SOURCE RECORDS:
"""

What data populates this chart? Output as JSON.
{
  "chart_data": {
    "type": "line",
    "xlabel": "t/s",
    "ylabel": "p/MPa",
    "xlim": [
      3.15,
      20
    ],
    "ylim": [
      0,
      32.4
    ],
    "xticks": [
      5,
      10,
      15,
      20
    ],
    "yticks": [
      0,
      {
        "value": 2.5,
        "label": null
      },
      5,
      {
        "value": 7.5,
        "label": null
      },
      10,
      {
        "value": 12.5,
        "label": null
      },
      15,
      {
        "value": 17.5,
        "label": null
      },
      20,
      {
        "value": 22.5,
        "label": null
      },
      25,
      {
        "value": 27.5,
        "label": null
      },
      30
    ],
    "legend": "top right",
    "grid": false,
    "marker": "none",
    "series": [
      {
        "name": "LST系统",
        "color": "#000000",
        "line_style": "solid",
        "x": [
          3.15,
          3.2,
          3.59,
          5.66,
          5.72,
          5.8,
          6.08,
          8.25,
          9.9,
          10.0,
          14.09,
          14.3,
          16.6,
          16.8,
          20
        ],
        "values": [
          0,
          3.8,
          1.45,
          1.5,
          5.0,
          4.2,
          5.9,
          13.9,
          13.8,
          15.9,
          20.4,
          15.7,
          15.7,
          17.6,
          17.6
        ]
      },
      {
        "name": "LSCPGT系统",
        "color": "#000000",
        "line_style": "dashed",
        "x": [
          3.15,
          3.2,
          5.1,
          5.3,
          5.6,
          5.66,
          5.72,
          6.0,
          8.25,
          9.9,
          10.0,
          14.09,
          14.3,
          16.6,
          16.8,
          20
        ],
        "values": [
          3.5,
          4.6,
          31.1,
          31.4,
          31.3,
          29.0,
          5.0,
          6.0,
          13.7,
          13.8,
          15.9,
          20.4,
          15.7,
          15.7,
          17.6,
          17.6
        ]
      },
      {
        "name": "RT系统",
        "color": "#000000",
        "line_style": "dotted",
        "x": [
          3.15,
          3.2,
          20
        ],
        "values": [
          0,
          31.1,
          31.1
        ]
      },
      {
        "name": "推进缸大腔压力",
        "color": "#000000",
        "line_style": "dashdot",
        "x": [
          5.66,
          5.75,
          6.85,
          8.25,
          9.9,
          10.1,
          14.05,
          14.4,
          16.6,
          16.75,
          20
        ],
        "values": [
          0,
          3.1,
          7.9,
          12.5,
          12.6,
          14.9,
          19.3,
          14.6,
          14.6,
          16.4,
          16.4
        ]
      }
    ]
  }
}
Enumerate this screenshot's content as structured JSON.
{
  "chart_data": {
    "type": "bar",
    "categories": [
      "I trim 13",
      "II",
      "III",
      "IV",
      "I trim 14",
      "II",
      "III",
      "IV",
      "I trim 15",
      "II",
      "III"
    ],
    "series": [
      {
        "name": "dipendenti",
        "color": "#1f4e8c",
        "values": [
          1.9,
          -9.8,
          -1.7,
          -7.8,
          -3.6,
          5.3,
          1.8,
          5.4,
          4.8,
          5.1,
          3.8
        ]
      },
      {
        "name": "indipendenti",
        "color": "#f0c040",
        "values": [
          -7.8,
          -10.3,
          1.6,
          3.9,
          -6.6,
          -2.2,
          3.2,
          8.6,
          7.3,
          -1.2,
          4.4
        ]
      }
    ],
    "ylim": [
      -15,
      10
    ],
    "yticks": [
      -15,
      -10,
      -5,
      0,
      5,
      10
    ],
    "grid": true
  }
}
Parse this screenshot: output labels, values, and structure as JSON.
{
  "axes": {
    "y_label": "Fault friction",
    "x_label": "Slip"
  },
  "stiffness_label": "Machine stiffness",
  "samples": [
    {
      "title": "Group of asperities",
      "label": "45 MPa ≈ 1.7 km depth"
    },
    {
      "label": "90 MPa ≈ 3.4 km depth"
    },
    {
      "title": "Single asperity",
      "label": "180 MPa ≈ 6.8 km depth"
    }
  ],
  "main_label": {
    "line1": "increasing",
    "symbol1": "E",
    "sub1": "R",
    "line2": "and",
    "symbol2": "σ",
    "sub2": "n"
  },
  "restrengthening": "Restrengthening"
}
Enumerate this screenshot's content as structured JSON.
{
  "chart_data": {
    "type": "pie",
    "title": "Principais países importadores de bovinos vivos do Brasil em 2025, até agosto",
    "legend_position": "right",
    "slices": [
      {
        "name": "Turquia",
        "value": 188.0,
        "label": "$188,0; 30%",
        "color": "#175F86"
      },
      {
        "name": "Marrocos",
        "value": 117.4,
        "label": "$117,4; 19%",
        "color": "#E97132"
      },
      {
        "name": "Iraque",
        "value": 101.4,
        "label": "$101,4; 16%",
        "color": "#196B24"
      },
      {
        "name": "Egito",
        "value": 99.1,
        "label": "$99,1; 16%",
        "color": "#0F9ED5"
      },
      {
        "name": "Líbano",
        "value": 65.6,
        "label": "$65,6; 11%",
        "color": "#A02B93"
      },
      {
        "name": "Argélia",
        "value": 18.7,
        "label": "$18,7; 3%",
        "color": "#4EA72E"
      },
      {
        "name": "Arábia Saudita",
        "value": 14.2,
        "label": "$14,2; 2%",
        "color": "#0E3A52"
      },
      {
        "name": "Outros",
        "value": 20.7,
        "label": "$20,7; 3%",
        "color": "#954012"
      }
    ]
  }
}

"""

WRITTEN EXERCISE: Write the data from above out again, exactly.

EXPECTED ANSWER:
What data populates this chart? Output as JSON.
{
  "chart_data": {
    "type": "line",
    "xlabel": "t/s",
    "ylabel": "p/MPa",
    "xlim": [
      3.15,
      20
    ],
    "ylim": [
      0,
      32.4
    ],
    "xticks": [
      5,
      10,
      15,
      20
    ],
    "yticks": [
      0,
      {
        "value": 2.5,
        "label": null
      },
      5,
      {
        "value": 7.5,
        "label": null
      },
      10,
      {
        "value": 12.5,
        "label": null
      },
      15,
      {
        "value": 17.5,
        "label": null
      },
      20,
      {
        "value": 22.5,
        "label": null
      },
      25,
      {
        "value": 27.5,
        "label": null
      },
      30
    ],
    "legend": "top right",
    "grid": false,
    "marker": "none",
    "series": [
      {
        "name": "LST系统",
        "color": "#000000",
        "line_style": "solid",
        "x": [
          3.15,
          3.2,
          3.59,
          5.66,
          5.72,
          5.8,
          6.08,
          8.25,
          9.9,
          10.0,
          14.09,
          14.3,
          16.6,
          16.8,
          20
        ],
        "values": [
          0,
          3.8,
          1.45,
          1.5,
          5.0,
          4.2,
          5.9,
          13.9,
          13.8,
          15.9,
          20.4,
          15.7,
          15.7,
          17.6,
          17.6
        ]
      },
      {
        "name": "LSCPGT系统",
        "color": "#000000",
        "line_style": "dashed",
        "x": [
          3.15,
          3.2,
          5.1,
          5.3,
          5.6,
          5.66,
          5.72,
          6.0,
          8.25,
          9.9,
          10.0,
          14.09,
          14.3,
          16.6,
          16.8,
          20
        ],
        "values": [
          3.5,
          4.6,
          31.1,
          31.4,
          31.3,
          29.0,
          5.0,
          6.0,
          13.7,
          13.8,
          15.9,
          20.4,
          15.7,
          15.7,
          17.6,
          17.6
        ]
      },
      {
        "name": "RT系统",
        "color": "#000000",
        "line_style": "dotted",
        "x": [
          3.15,
          3.2,
          20
        ],
        "values": [
          0,
          31.1,
          31.1
        ]
      },
      {
        "name": "推进缸大腔压力",
        "color": "#000000",
        "line_style": "dashdot",
        "x": [
          5.66,
          5.75,
          6.85,
          8.25,
          9.9,
          10.1,
          14.05,
          14.4,
          16.6,
          16.75,
          20
        ],
        "values": [
          0,
          3.1,
          7.9,
          12.5,
          12.6,
          14.9,
          19.3,
          14.6,
          14.6,
          16.4,
          16.4
        ]
      }
    ]
  }
}
Enumerate this screenshot's content as structured JSON.
{
  "chart_data": {
    "type": "bar",
    "categories": [
      "I trim 13",
      "II",
      "III",
      "IV",
      "I trim 14",
      "II",
      "III",
      "IV",
      "I trim 15",
      "II",
      "III"
    ],
    "series": [
      {
        "name": "dipendenti",
        "color": "#1f4e8c",
        "values": [
          1.9,
          -9.8,
          -1.7,
          -7.8,
          -3.6,
          5.3,
          1.8,
          5.4,
          4.8,
          5.1,
          3.8
        ]
      },
      {
        "name": "indipendenti",
        "color": "#f0c040",
        "values": [
          -7.8,
          -10.3,
          1.6,
          3.9,
          -6.6,
          -2.2,
          3.2,
          8.6,
          7.3,
          -1.2,
          4.4
        ]
      }
    ],
    "ylim": [
      -15,
      10
    ],
    "yticks": [
      -15,
      -10,
      -5,
      0,
      5,
      10
    ],
    "grid": true
  }
}
Parse this screenshot: output labels, values, and structure as JSON.
{
  "axes": {
    "y_label": "Fault friction",
    "x_label": "Slip"
  },
  "stiffness_label": "Machine stiffness",
  "samples": [
    {
      "title": "Group of asperities",
      "label": "45 MPa ≈ 1.7 km depth"
    },
    {
      "label": "90 MPa ≈ 3.4 km depth"
    },
    {
      "title": "Single asperity",
      "label": "180 MPa ≈ 6.8 km depth"
    }
  ],
  "main_label": {
    "line1": "increasing",
    "symbol1": "E",
    "sub1": "R",
    "line2": "and",
    "symbol2": "σ",
    "sub2": "n"
  },
  "restrengthening": "Restrengthening"
}
Enumerate this screenshot's content as structured JSON.
{
  "chart_data": {
    "type": "pie",
    "title": "Principais países importadores de bovinos vivos do Brasil em 2025, até agosto",
    "legend_position": "right",
    "slices": [
      {
        "name": "Turquia",
        "value": 188.0,
        "label": "$188,0; 30%",
        "color": "#175F86"
      },
      {
        "name": "Marrocos",
        "value": 117.4,
        "label": "$117,4; 19%",
        "color": "#E97132"
      },
      {
        "name": "Iraque",
        "value": 101.4,
        "label": "$101,4; 16%",
        "color": "#196B24"
      },
      {
        "name": "Egito",
        "value": 99.1,
        "label": "$99,1; 16%",
        "color": "#0F9ED5"
      },
      {
        "name": "Líbano",
        "value": 65.6,
        "label": "$65,6; 11%",
        "color": "#A02B93"
      },
      {
        "name": "Argélia",
        "value": 18.7,
        "label": "$18,7; 3%",
        "color": "#4EA72E"
      },
      {
        "name": "Arábia Saudita",
        "value": 14.2,
        "label": "$14,2; 2%",
        "color": "#0E3A52"
      },
      {
        "name": "Outros",
        "value": 20.7,
        "label": "$20,7; 3%",
        "color": "#954012"
      }
    ]
  }
}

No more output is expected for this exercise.